* Task requirements *
Say how many lines contain "poudre"; the answer is the number alone.

>> begin Data lines

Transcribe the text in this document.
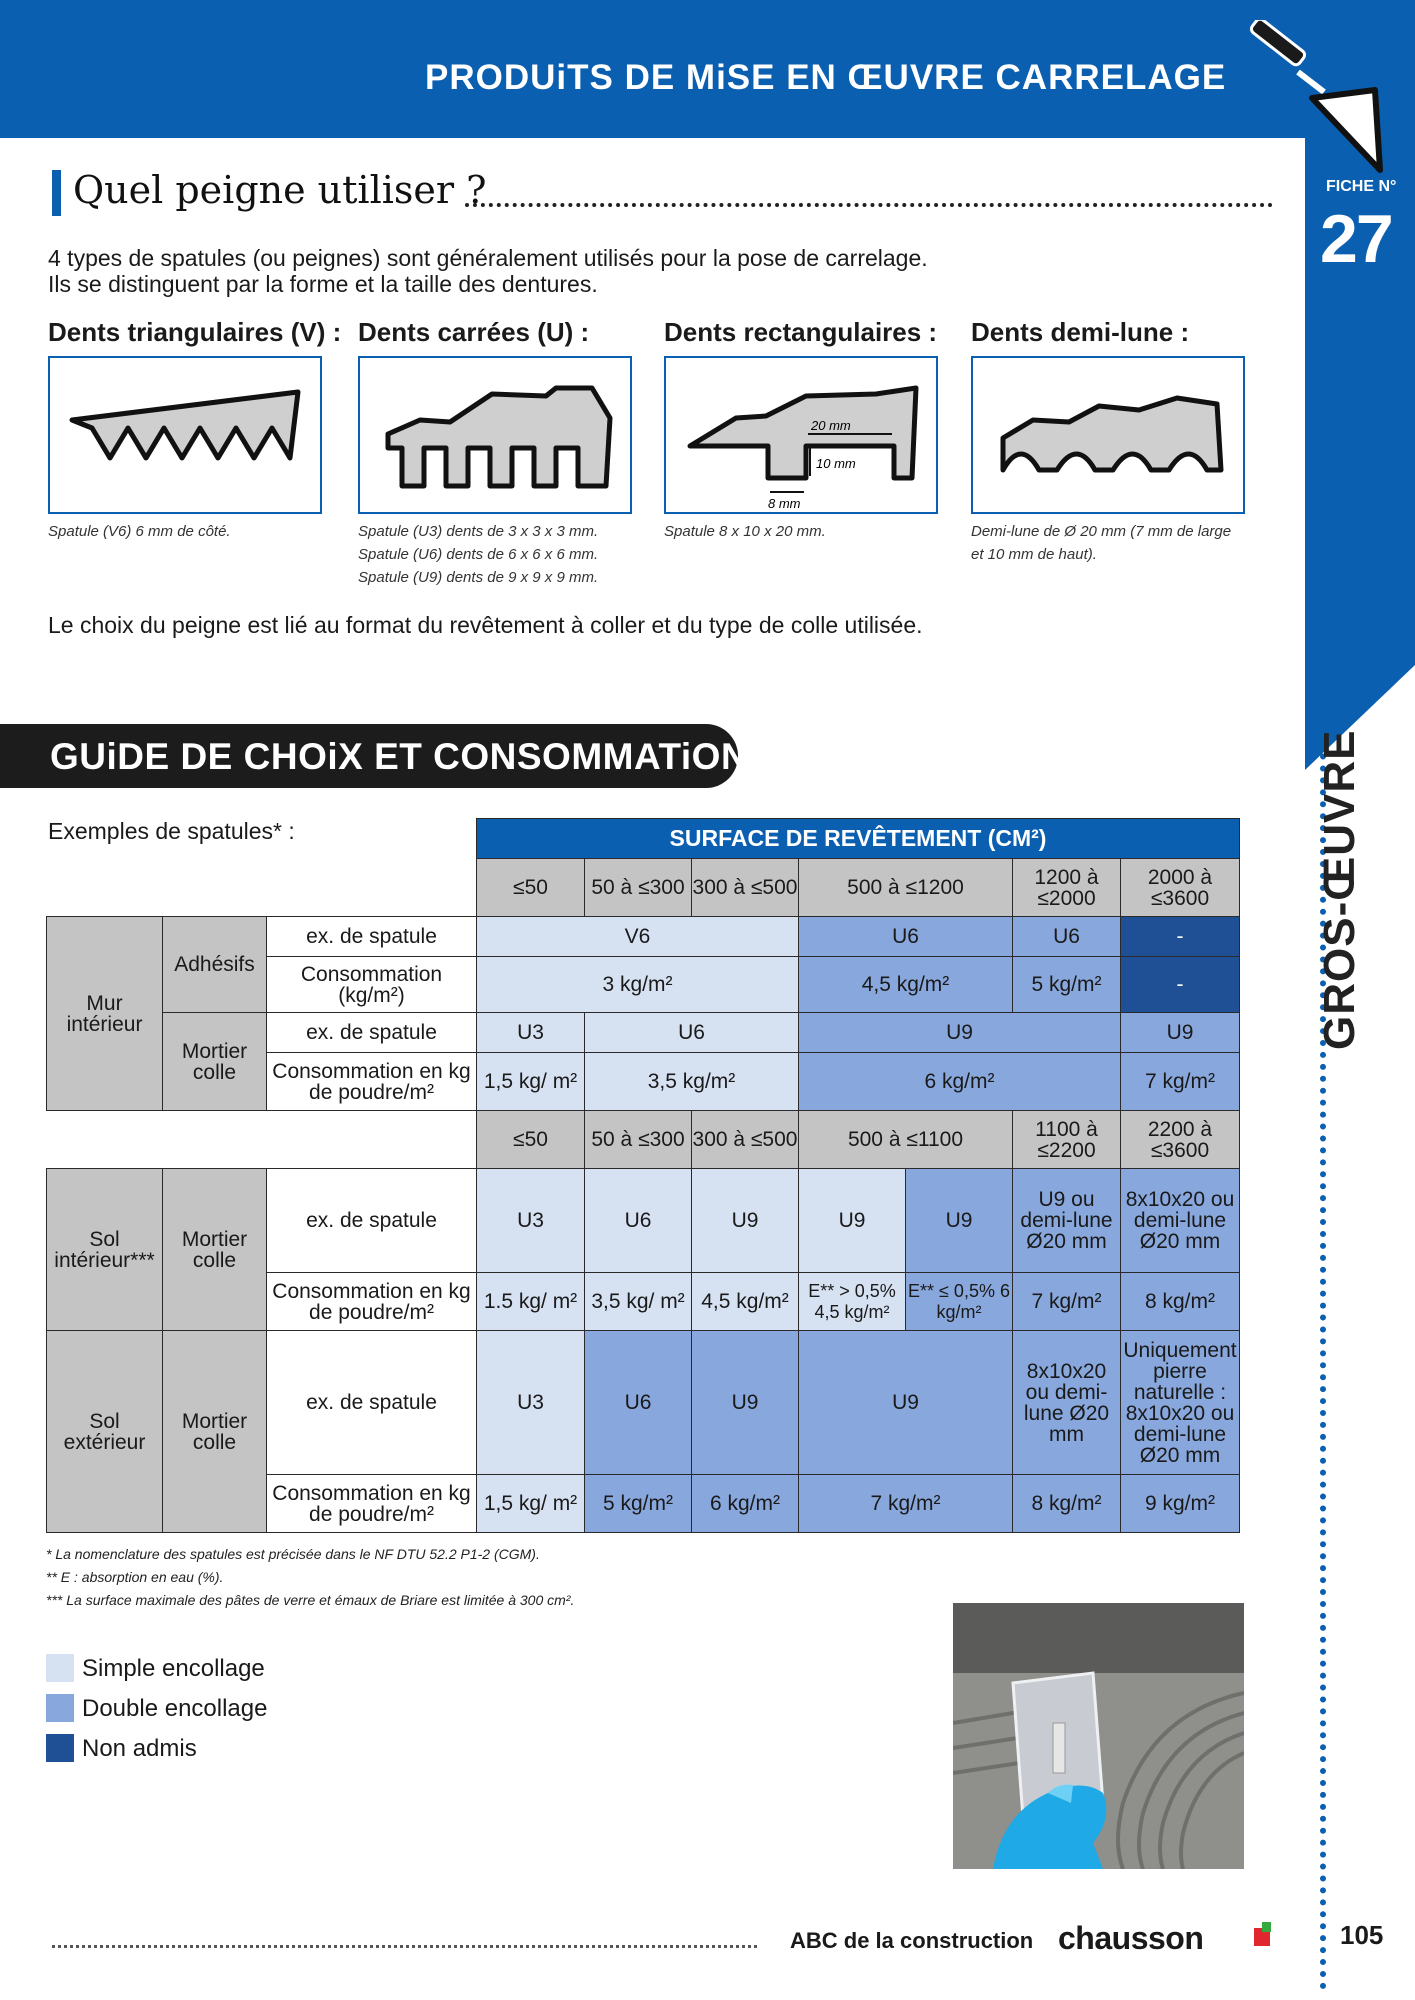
PRODUiTS DE MiSE EN ŒUVRE CARRELAGE
FICHE N°
27
GROS-ŒUVRE
Quel peigne utiliser ?
4 types de spatules (ou peignes) sont généralement utilisés pour la pose de carrelage.
Ils se distinguent par la forme et la taille des dentures.
Dents triangulaires (V) : Dents carrées (U) :	Dents rectangulaires : Dents demi-lune :
20 mm
10 mm
8 mm
Spatule (V6) 6 mm de côté.	Spatule (U3) dents de 3 x 3 x 3 mm.
Spatule (U6) dents de 6 x 6 x 6 mm.
Spatule (U9) dents de 9 x 9 x 9 mm.
Spatule 8 x 10 x 20 mm.	Demi-lune de Ø 20 mm (7 mm de large
et 10 mm de haut).
Le choix du peigne est lié au format du revêtement à coller et du type de colle utilisée.
GUiDE DE CHOiX ET CONSOMMATiON
Exemples de spatules* :
			SURFACE DE REVÊTEMENT (CM²)						
			≤50	50 à ≤300	300 à ≤500	500 à ≤1200		1200 à ≤2000	2000 à ≤3600
Mur intérieur	Adhésifs	ex. de spatule	V6			U6		U6	-
		Consommation (kg/m²)	3 kg/m²			4,5 kg/m²		5 kg/m²	-
	Mortier colle	ex. de spatule	U3	U6		U9			U9
		Consommation en kg de poudre/m²	1,5 kg/ m²	3,5 kg/m²		6 kg/m²			7 kg/m²
			≤50	50 à ≤300	300 à ≤500	500 à ≤1100		1100 à ≤2200	2200 à ≤3600
Sol intérieur***	Mortier colle	ex. de spatule	U3	U6	U9	U9	U9	U9 ou demi-lune Ø20 mm	8x10x20 ou demi-lune Ø20 mm
		Consommation en kg de poudre/m²	1.5 kg/ m²	3,5 kg/ m²	4,5 kg/m²	E** > 0,5% 4,5 kg/m²	E** ≤ 0,5% 6 kg/m²	7 kg/m²	8 kg/m²
Sol extérieur	Mortier colle	ex. de spatule	U3	U6	U9	U9		8x10x20 ou demi-lune Ø20 mm	Uniquement pierre naturelle : 8x10x20 ou demi-lune Ø20 mm
		Consommation en kg de poudre/m²	1,5 kg/ m²	5 kg/m²	6 kg/m²	7 kg/m²		8 kg/m²	9 kg/m²
* La nomenclature des spatules est précisée dans le NF DTU 52.2 P1-2 (CGM).
** E : absorption en eau (%).
*** La surface maximale des pâtes de verre et émaux de Briare est limitée à 300 cm².
Simple encollage
Double encollage
Non admis
ABC de la construction chausson	105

>> end Data lines

* Response to the exercise *
3